Stored data -
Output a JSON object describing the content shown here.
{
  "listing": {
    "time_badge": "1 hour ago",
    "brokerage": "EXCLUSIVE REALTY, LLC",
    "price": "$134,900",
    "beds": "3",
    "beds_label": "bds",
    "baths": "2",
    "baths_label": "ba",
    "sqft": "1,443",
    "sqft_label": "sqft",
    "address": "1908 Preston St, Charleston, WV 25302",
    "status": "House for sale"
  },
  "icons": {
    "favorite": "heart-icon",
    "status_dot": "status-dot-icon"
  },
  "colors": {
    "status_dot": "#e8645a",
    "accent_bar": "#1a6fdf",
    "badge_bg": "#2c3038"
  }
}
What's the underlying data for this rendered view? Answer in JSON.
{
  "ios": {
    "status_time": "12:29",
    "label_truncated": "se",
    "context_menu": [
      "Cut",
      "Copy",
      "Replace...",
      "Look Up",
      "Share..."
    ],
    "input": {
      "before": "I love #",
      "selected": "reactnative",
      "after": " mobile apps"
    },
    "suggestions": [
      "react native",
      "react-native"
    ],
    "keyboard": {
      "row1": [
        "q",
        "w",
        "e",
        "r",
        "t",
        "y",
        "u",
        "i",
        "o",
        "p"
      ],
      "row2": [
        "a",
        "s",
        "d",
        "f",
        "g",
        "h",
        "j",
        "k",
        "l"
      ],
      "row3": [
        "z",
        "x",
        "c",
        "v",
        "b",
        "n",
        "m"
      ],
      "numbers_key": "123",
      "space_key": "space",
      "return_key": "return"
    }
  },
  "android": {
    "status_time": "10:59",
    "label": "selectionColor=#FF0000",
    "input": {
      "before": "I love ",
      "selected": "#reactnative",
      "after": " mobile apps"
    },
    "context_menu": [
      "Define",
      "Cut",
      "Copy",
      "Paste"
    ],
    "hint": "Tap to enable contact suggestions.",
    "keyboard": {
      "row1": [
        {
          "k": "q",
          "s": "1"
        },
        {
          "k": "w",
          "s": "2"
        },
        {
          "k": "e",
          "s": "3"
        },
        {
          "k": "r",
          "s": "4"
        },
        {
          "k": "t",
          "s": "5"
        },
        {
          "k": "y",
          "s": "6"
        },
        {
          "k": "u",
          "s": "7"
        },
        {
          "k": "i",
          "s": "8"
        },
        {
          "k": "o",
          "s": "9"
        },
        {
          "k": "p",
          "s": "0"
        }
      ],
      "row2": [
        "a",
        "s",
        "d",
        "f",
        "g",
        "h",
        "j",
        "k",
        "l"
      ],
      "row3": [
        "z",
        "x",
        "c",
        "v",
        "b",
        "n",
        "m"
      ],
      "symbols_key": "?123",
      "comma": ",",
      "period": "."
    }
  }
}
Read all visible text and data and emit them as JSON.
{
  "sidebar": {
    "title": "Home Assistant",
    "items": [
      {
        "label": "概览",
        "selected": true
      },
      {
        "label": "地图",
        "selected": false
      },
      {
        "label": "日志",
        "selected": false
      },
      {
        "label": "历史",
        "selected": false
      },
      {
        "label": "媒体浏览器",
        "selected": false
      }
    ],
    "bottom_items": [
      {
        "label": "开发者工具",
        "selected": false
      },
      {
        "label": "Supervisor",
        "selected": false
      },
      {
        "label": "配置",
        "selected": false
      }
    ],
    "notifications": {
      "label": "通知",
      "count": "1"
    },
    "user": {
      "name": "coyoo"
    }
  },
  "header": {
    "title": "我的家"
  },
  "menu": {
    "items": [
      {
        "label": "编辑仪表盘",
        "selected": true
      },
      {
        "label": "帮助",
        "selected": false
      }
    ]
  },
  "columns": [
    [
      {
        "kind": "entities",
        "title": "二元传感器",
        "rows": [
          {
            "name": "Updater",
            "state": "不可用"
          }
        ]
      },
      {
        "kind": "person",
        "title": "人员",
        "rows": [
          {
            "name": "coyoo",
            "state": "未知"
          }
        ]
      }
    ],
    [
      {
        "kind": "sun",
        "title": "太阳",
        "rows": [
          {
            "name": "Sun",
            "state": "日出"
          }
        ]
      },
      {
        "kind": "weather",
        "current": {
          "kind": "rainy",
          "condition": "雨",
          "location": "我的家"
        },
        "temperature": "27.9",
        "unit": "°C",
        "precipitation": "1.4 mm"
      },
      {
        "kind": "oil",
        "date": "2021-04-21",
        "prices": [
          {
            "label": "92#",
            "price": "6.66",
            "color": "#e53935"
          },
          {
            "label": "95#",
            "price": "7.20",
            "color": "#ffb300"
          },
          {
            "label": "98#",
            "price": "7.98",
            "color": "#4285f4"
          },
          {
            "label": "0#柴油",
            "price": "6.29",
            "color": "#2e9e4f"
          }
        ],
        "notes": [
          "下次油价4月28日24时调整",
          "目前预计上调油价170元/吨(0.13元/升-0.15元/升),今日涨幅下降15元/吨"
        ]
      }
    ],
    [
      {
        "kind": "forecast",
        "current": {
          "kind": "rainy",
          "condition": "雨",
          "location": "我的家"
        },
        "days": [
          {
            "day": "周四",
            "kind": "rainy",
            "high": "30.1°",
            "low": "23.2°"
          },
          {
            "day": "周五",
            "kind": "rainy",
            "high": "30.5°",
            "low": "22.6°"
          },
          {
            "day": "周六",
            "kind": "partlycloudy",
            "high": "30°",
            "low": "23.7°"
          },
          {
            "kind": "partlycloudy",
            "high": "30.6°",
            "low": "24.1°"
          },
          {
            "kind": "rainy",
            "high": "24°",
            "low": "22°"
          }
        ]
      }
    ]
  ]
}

WHAT YOU NEED TO DO -
Above are some records; extract every one of them exactly.

TASK OUTPUT -
Output a JSON object describing the content shown here.
{
  "listing": {
    "time_badge": "1 hour ago",
    "brokerage": "EXCLUSIVE REALTY, LLC",
    "price": "$134,900",
    "beds": "3",
    "beds_label": "bds",
    "baths": "2",
    "baths_label": "ba",
    "sqft": "1,443",
    "sqft_label": "sqft",
    "address": "1908 Preston St, Charleston, WV 25302",
    "status": "House for sale"
  },
  "icons": {
    "favorite": "heart-icon",
    "status_dot": "status-dot-icon"
  },
  "colors": {
    "status_dot": "#e8645a",
    "accent_bar": "#1a6fdf",
    "badge_bg": "#2c3038"
  }
}
What's the underlying data for this rendered view? Answer in JSON.
{
  "ios": {
    "status_time": "12:29",
    "label_truncated": "se",
    "context_menu": [
      "Cut",
      "Copy",
      "Replace...",
      "Look Up",
      "Share..."
    ],
    "input": {
      "before": "I love #",
      "selected": "reactnative",
      "after": " mobile apps"
    },
    "suggestions": [
      "react native",
      "react-native"
    ],
    "keyboard": {
      "row1": [
        "q",
        "w",
        "e",
        "r",
        "t",
        "y",
        "u",
        "i",
        "o",
        "p"
      ],
      "row2": [
        "a",
        "s",
        "d",
        "f",
        "g",
        "h",
        "j",
        "k",
        "l"
      ],
      "row3": [
        "z",
        "x",
        "c",
        "v",
        "b",
        "n",
        "m"
      ],
      "numbers_key": "123",
      "space_key": "space",
      "return_key": "return"
    }
  },
  "android": {
    "status_time": "10:59",
    "label": "selectionColor=#FF0000",
    "input": {
      "before": "I love ",
      "selected": "#reactnative",
      "after": " mobile apps"
    },
    "context_menu": [
      "Define",
      "Cut",
      "Copy",
      "Paste"
    ],
    "hint": "Tap to enable contact suggestions.",
    "keyboard": {
      "row1": [
        {
          "k": "q",
          "s": "1"
        },
        {
          "k": "w",
          "s": "2"
        },
        {
          "k": "e",
          "s": "3"
        },
        {
          "k": "r",
          "s": "4"
        },
        {
          "k": "t",
          "s": "5"
        },
        {
          "k": "y",
          "s": "6"
        },
        {
          "k": "u",
          "s": "7"
        },
        {
          "k": "i",
          "s": "8"
        },
        {
          "k": "o",
          "s": "9"
        },
        {
          "k": "p",
          "s": "0"
        }
      ],
      "row2": [
        "a",
        "s",
        "d",
        "f",
        "g",
        "h",
        "j",
        "k",
        "l"
      ],
      "row3": [
        "z",
        "x",
        "c",
        "v",
        "b",
        "n",
        "m"
      ],
      "symbols_key": "?123",
      "comma": ",",
      "period": "."
    }
  }
}
Read all visible text and data and emit them as JSON.
{
  "sidebar": {
    "title": "Home Assistant",
    "items": [
      {
        "label": "概览",
        "selected": true
      },
      {
        "label": "地图",
        "selected": false
      },
      {
        "label": "日志",
        "selected": false
      },
      {
        "label": "历史",
        "selected": false
      },
      {
        "label": "媒体浏览器",
        "selected": false
      }
    ],
    "bottom_items": [
      {
        "label": "开发者工具",
        "selected": false
      },
      {
        "label": "Supervisor",
        "selected": false
      },
      {
        "label": "配置",
        "selected": false
      }
    ],
    "notifications": {
      "label": "通知",
      "count": "1"
    },
    "user": {
      "name": "coyoo"
    }
  },
  "header": {
    "title": "我的家"
  },
  "menu": {
    "items": [
      {
        "label": "编辑仪表盘",
        "selected": true
      },
      {
        "label": "帮助",
        "selected": false
      }
    ]
  },
  "columns": [
    [
      {
        "kind": "entities",
        "title": "二元传感器",
        "rows": [
          {
            "name": "Updater",
            "state": "不可用"
          }
        ]
      },
      {
        "kind": "person",
        "title": "人员",
        "rows": [
          {
            "name": "coyoo",
            "state": "未知"
          }
        ]
      }
    ],
    [
      {
        "kind": "sun",
        "title": "太阳",
        "rows": [
          {
            "name": "Sun",
            "state": "日出"
          }
        ]
      },
      {
        "kind": "weather",
        "current": {
          "kind": "rainy",
          "condition": "雨",
          "location": "我的家"
        },
        "temperature": "27.9",
        "unit": "°C",
        "precipitation": "1.4 mm"
      },
      {
        "kind": "oil",
        "date": "2021-04-21",
        "prices": [
          {
            "label": "92#",
            "price": "6.66",
            "color": "#e53935"
          },
          {
            "label": "95#",
            "price": "7.20",
            "color": "#ffb300"
          },
          {
            "label": "98#",
            "price": "7.98",
            "color": "#4285f4"
          },
          {
            "label": "0#柴油",
            "price": "6.29",
            "color": "#2e9e4f"
          }
        ],
        "notes": [
          "下次油价4月28日24时调整",
          "目前预计上调油价170元/吨(0.13元/升-0.15元/升),今日涨幅下降15元/吨"
        ]
      }
    ],
    [
      {
        "kind": "forecast",
        "current": {
          "kind": "rainy",
          "condition": "雨",
          "location": "我的家"
        },
        "days": [
          {
            "day": "周四",
            "kind": "rainy",
            "high": "30.1°",
            "low": "23.2°"
          },
          {
            "day": "周五",
            "kind": "rainy",
            "high": "30.5°",
            "low": "22.6°"
          },
          {
            "day": "周六",
            "kind": "partlycloudy",
            "high": "30°",
            "low": "23.7°"
          },
          {
            "kind": "partlycloudy",
            "high": "30.6°",
            "low": "24.1°"
          },
          {
            "kind": "rainy",
            "high": "24°",
            "low": "22°"
          }
        ]
      }
    ]
  ]
}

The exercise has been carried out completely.